[SELECTION]:
^^^^^^^^^^^^^^^^
In the aforementioned illustrative embodiment, when the printing direction of the final partial printing operation SP3 on the first sheet M1 is the HP direction, and flushing is performed, the flushing is performed after the partial printing operation SP4 (see S335, S355, and FIGS. 11A and 11B). Instead, when the printing direction of the final partial printing operation SP3 on the first sheet M1 is the HP direction, and flushing is performed, the flushing may be performed before the partial printing operation SP3. In this case, the stop position of main scanning for the partial printing operation SP2 may be set to the flushing stop position FLP, and the print head 110 may be moved to the flushing stop position FLP prior to the partial printing operation SP3.

In the aforementioned illustrative embodiment, there is a case where flushing is performed between the final partial printing operation SP3 on the first sheet M1 and the first partial printing operation SP4 on the second sheet M2. Instead, for instance, the CPU 210 may cause the print mechanism 100 to perform flushing only before starting printing in response to receipt of a print instruction and never perform flushing between the final partial printing operation SP3 on the first sheet M1 and the first partial printing operation SP4 on the second sheet M2. In this case, the steps of S220 to S240 (see FIG. 9A) and S305 to S355 (see FIG. 9C) may be omitted. In this case, whenever the target printing direction is the FL direction (S215: Yes), the CPU 210 may go to S245. Meanwhile, whenever the target printing direction is the HP direction (S215: No), the CPU 210 may go to S360.

Instead of the dot formation number DN, another index value concerning the amount of ink to be used for the target partial printing operation may be applied. For instance, when the CPU 210 is allowed to obtain CMYK image data of a partial image to be printed in the target partial printing operation, the said another index value may be an integrated value of individual color components of the CMYK image data. In another instance, the said another index value may be a ratio of the number of pixels in which dots are actually formed to print the partial image to the total number of all pixels included in the partial image.
^^^^^^^^^^^^^^^^
[MATERIAL PROVIDED]:

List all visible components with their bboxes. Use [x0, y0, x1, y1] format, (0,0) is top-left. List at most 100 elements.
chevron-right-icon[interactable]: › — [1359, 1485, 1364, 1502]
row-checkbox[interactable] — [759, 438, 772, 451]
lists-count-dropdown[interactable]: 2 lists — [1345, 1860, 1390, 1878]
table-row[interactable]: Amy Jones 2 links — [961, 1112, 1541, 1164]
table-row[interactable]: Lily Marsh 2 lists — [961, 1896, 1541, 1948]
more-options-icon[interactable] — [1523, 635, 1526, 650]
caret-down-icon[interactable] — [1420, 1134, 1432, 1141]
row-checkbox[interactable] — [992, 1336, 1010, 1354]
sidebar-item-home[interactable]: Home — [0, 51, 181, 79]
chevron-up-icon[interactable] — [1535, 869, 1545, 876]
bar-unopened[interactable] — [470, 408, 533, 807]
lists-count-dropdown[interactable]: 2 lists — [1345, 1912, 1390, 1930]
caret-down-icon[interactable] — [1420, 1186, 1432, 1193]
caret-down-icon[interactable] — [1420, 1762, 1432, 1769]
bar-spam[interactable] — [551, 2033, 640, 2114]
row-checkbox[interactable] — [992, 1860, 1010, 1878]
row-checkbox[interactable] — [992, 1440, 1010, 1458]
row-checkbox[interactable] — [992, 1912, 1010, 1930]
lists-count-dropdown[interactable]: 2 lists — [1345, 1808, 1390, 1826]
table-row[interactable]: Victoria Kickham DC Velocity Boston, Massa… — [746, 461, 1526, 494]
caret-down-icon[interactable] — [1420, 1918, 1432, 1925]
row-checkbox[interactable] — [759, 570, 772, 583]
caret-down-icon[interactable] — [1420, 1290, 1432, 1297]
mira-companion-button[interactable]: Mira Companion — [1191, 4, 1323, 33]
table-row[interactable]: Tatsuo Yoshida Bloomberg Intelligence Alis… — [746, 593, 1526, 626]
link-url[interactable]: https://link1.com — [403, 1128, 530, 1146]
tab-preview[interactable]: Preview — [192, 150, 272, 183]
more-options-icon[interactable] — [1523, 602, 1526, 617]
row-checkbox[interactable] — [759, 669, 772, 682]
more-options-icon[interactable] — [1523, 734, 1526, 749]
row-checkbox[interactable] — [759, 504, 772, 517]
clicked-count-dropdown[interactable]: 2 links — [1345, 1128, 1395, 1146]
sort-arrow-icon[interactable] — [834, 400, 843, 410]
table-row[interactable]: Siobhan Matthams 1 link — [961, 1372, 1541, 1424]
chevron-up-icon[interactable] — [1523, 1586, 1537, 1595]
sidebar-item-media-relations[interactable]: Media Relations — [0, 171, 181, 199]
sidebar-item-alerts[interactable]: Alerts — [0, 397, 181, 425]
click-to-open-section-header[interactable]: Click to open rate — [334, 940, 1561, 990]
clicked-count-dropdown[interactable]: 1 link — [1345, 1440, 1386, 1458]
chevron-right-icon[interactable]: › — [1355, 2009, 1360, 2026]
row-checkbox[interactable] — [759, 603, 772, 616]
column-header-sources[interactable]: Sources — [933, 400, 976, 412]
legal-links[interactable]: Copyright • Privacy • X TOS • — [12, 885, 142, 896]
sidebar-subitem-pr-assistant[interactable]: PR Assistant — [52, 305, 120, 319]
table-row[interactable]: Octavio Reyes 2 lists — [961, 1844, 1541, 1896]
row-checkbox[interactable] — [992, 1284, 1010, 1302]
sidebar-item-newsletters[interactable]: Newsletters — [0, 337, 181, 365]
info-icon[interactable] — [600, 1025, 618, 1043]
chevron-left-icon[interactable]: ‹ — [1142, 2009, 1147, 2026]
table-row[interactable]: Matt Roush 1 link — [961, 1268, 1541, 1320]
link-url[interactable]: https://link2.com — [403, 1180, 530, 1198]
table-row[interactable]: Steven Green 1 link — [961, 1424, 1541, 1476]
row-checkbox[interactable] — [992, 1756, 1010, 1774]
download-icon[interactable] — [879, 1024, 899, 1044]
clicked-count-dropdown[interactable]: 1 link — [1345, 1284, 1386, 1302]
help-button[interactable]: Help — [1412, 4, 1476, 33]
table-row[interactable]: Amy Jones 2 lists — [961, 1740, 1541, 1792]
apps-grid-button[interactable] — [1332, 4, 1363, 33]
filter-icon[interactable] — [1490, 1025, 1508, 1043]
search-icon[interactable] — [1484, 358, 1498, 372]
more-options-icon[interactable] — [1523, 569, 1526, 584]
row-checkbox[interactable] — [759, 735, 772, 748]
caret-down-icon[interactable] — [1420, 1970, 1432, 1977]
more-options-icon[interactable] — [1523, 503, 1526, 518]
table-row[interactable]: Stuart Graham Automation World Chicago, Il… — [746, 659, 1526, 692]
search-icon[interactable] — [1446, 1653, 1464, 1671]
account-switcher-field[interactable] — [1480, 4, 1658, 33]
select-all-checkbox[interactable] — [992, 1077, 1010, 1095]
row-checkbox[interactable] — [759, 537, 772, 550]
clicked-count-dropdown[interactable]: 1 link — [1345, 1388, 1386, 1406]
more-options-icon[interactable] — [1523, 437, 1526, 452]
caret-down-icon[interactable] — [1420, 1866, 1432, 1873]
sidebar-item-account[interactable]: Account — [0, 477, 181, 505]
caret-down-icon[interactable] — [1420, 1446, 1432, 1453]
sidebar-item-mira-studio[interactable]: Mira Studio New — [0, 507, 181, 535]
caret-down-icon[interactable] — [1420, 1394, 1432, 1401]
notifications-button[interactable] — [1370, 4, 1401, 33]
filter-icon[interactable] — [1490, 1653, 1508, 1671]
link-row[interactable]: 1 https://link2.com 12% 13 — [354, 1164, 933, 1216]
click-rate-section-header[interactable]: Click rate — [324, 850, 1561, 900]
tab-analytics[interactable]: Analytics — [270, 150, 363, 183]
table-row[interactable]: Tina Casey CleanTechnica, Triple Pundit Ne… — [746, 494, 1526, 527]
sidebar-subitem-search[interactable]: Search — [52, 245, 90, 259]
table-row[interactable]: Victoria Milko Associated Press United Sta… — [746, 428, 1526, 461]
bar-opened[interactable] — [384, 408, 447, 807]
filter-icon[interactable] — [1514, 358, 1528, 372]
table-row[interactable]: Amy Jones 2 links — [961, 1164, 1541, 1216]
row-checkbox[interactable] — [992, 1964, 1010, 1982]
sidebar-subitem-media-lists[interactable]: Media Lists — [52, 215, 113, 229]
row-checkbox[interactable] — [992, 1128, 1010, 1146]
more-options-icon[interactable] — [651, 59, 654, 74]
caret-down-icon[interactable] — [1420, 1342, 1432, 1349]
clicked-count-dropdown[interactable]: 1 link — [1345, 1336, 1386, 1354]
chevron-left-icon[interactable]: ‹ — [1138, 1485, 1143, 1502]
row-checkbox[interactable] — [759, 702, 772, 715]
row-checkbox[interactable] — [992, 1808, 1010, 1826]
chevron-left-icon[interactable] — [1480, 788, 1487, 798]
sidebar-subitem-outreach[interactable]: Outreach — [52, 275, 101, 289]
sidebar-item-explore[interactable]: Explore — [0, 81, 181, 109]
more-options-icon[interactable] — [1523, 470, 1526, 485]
^^^^^^^^^^^^^^^^
[REQUIREMENTS]:
(1) In the passage on print-head flushing, which steps may be omitted when flushing is done only before printing starts?
(2) Repeat the records from their first line through the line holding "sidebar-item-home[interactable]: Home —", inclusive.

[THE RESULTS]:
(1) Steps S220 to S240 and S305 to S355.

(2)
List all visible components with their bboxes. Use [x0, y0, x1, y1] format, (0,0) is top-left. List at most 100 elements.
chevron-right-icon[interactable]: › — [1359, 1485, 1364, 1502]
row-checkbox[interactable] — [759, 438, 772, 451]
lists-count-dropdown[interactable]: 2 lists — [1345, 1860, 1390, 1878]
table-row[interactable]: Amy Jones 2 links — [961, 1112, 1541, 1164]
table-row[interactable]: Lily Marsh 2 lists — [961, 1896, 1541, 1948]
more-options-icon[interactable] — [1523, 635, 1526, 650]
caret-down-icon[interactable] — [1420, 1134, 1432, 1141]
row-checkbox[interactable] — [992, 1336, 1010, 1354]
sidebar-item-home[interactable]: Home — [0, 51, 181, 79]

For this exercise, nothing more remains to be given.